[Dataset entries]
===============

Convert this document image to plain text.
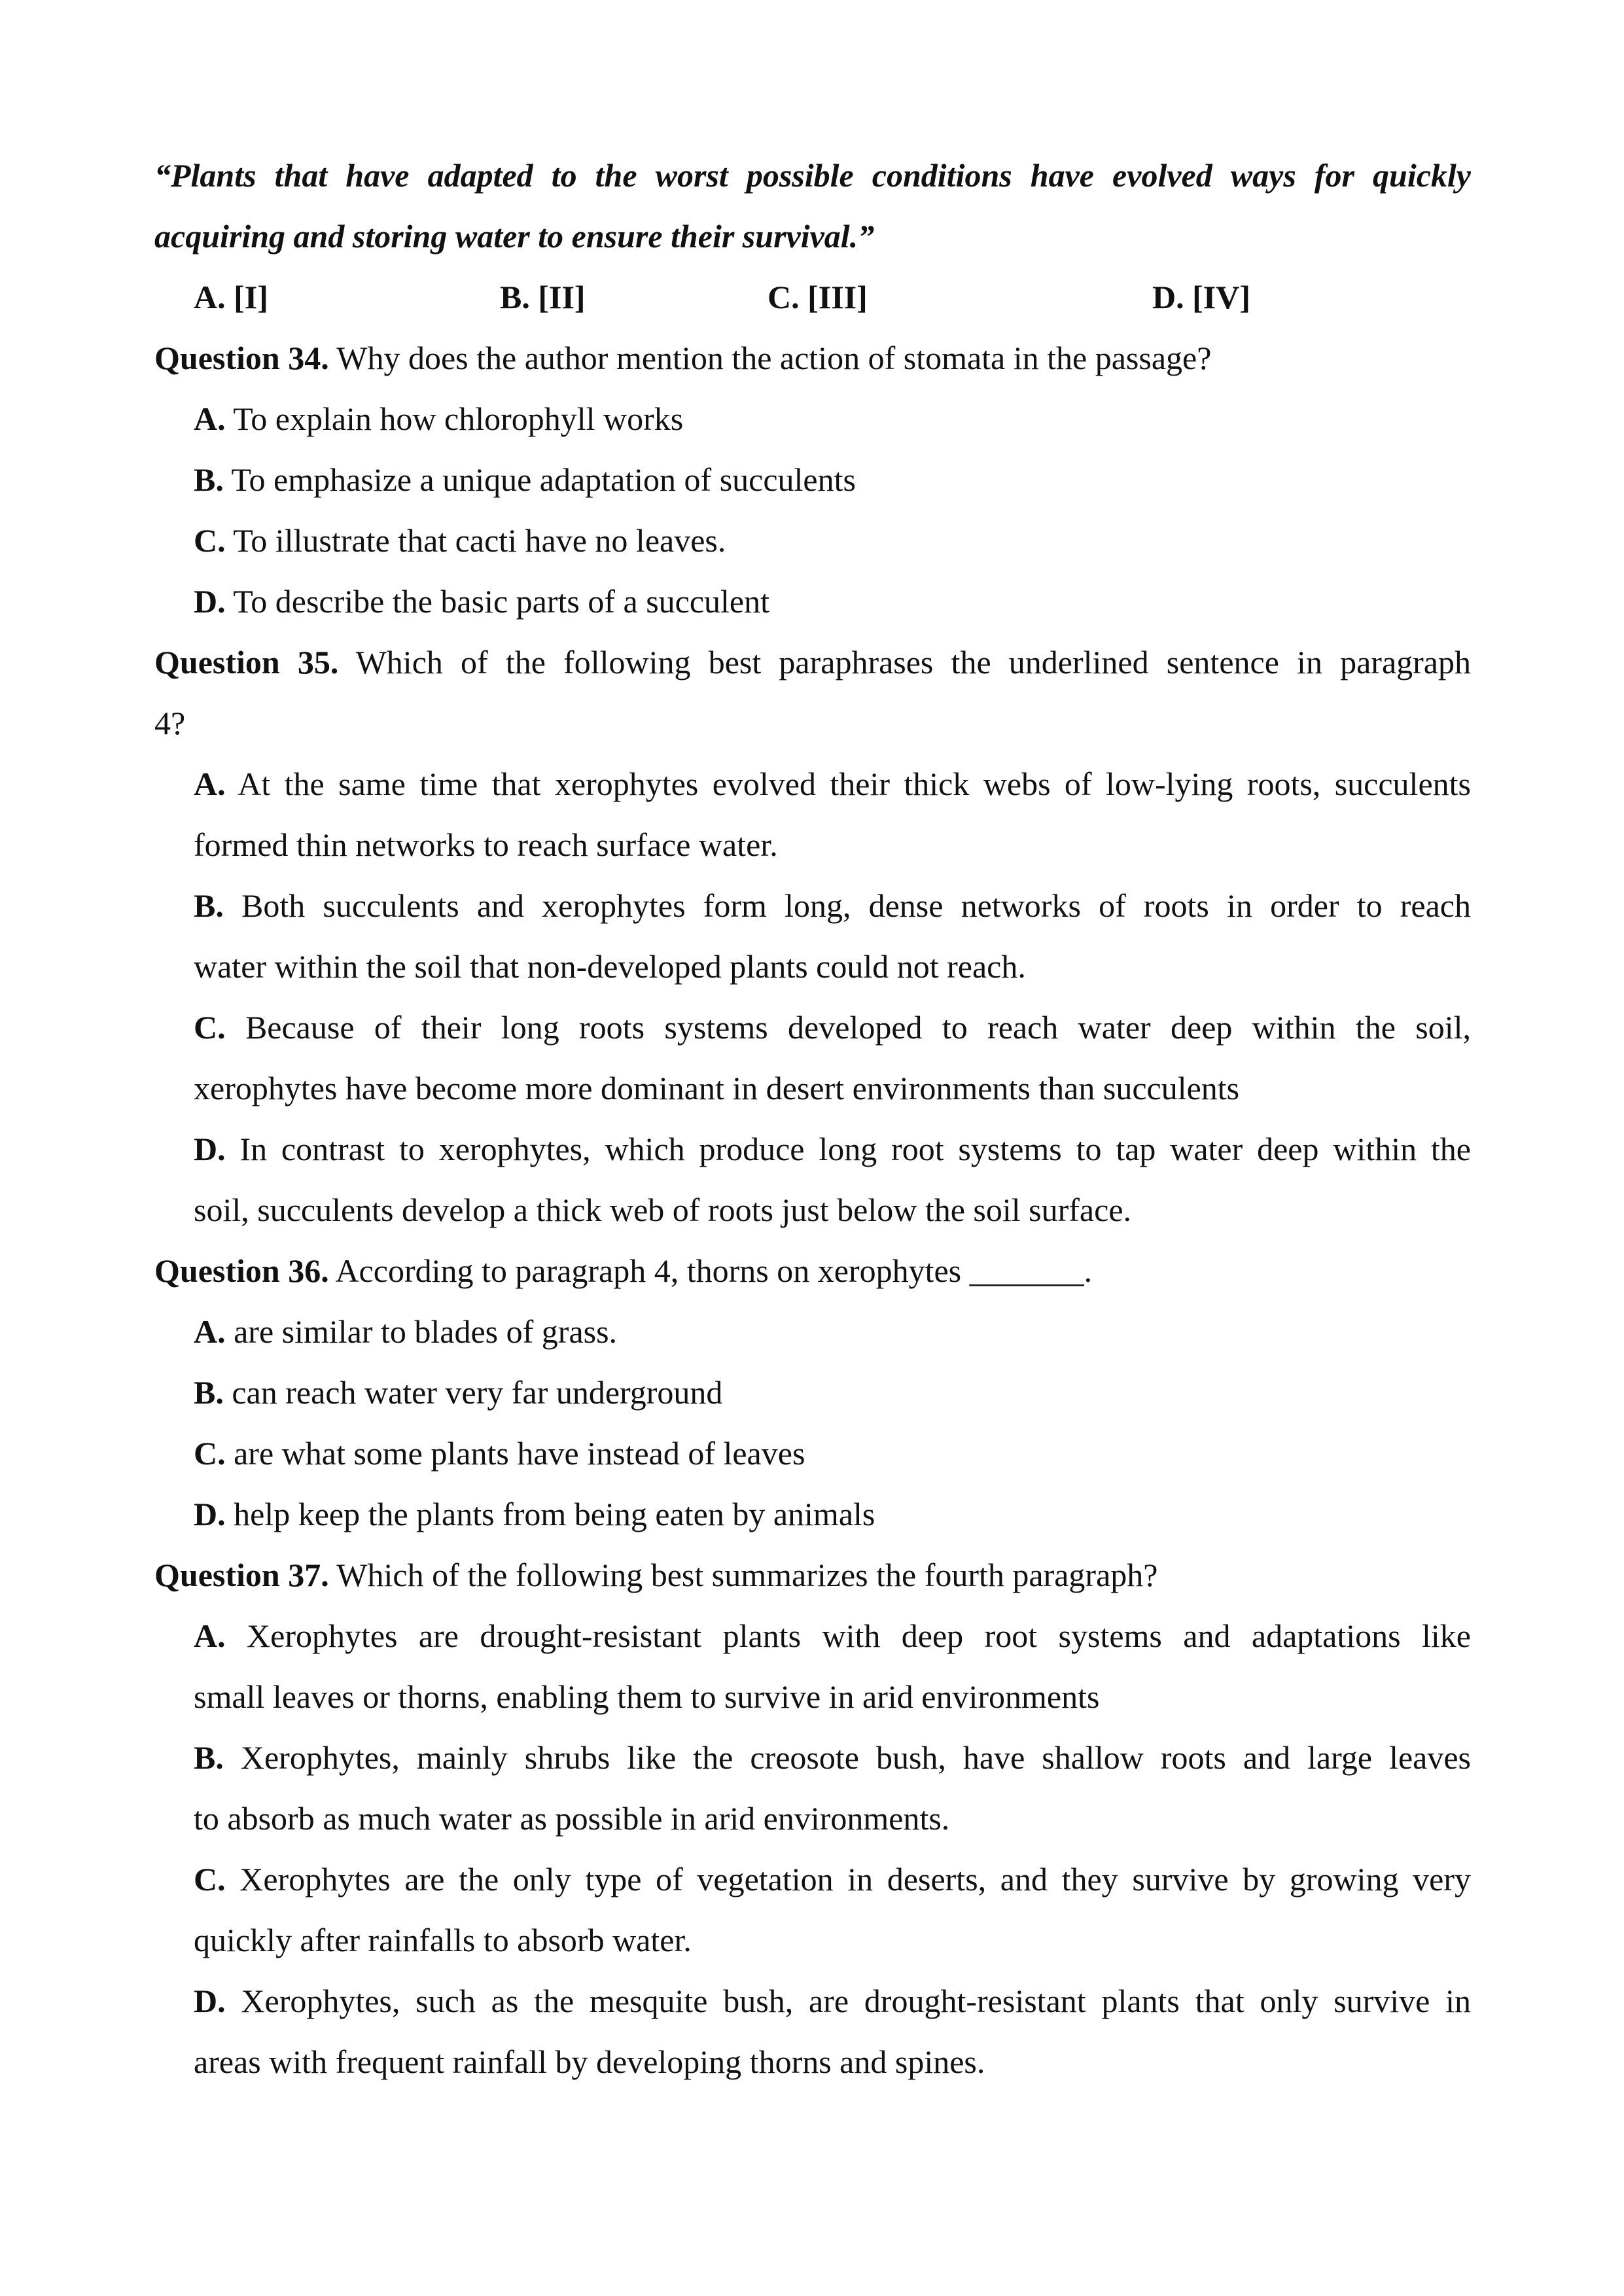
“Plants that have adapted to the worst possible conditions have evolved ways for quickly
acquiring and storing water to ensure their survival.”
A. [I]	B. [II]	C. [III]	D. [IV]
Question 34. Why does the author mention the action of stomata in the passage?
A. To explain how chlorophyll works
B. To emphasize a unique adaptation of succulents
C. To illustrate that cacti have no leaves.
D. To describe the basic parts of a succulent
Question 35. Which of the following best paraphrases the underlined sentence in paragraph
4?
A. At the same time that xerophytes evolved their thick webs of low-lying roots, succulents
formed thin networks to reach surface water.
B. Both succulents and xerophytes form long, dense networks of roots in order to reach
water within the soil that non-developed plants could not reach.
C. Because of their long roots systems developed to reach water deep within the soil,
xerophytes have become more dominant in desert environments than succulents
D. In contrast to xerophytes, which produce long root systems to tap water deep within the
soil, succulents develop a thick web of roots just below the soil surface.
Question 36. According to paragraph 4, thorns on xerophytes _______.
A. are similar to blades of grass.
B. can reach water very far underground
C. are what some plants have instead of leaves
D. help keep the plants from being eaten by animals
Question 37. Which of the following best summarizes the fourth paragraph?
A. Xerophytes are drought-resistant plants with deep root systems and adaptations like
small leaves or thorns, enabling them to survive in arid environments
B. Xerophytes, mainly shrubs like the creosote bush, have shallow roots and large leaves
to absorb as much water as possible in arid environments.
C. Xerophytes are the only type of vegetation in deserts, and they survive by growing very
quickly after rainfalls to absorb water.
D. Xerophytes, such as the mesquite bush, are drought-resistant plants that only survive in
areas with frequent rainfall by developing thorns and spines.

===============

**INSTRUCTION:** Locate the lines above that hold the word "possible". Show every one of them.

**EXERCISE RESULT:**
“Plants that have adapted to the worst possible conditions have evolved ways for quickly
to absorb as much water as possible in arid environments.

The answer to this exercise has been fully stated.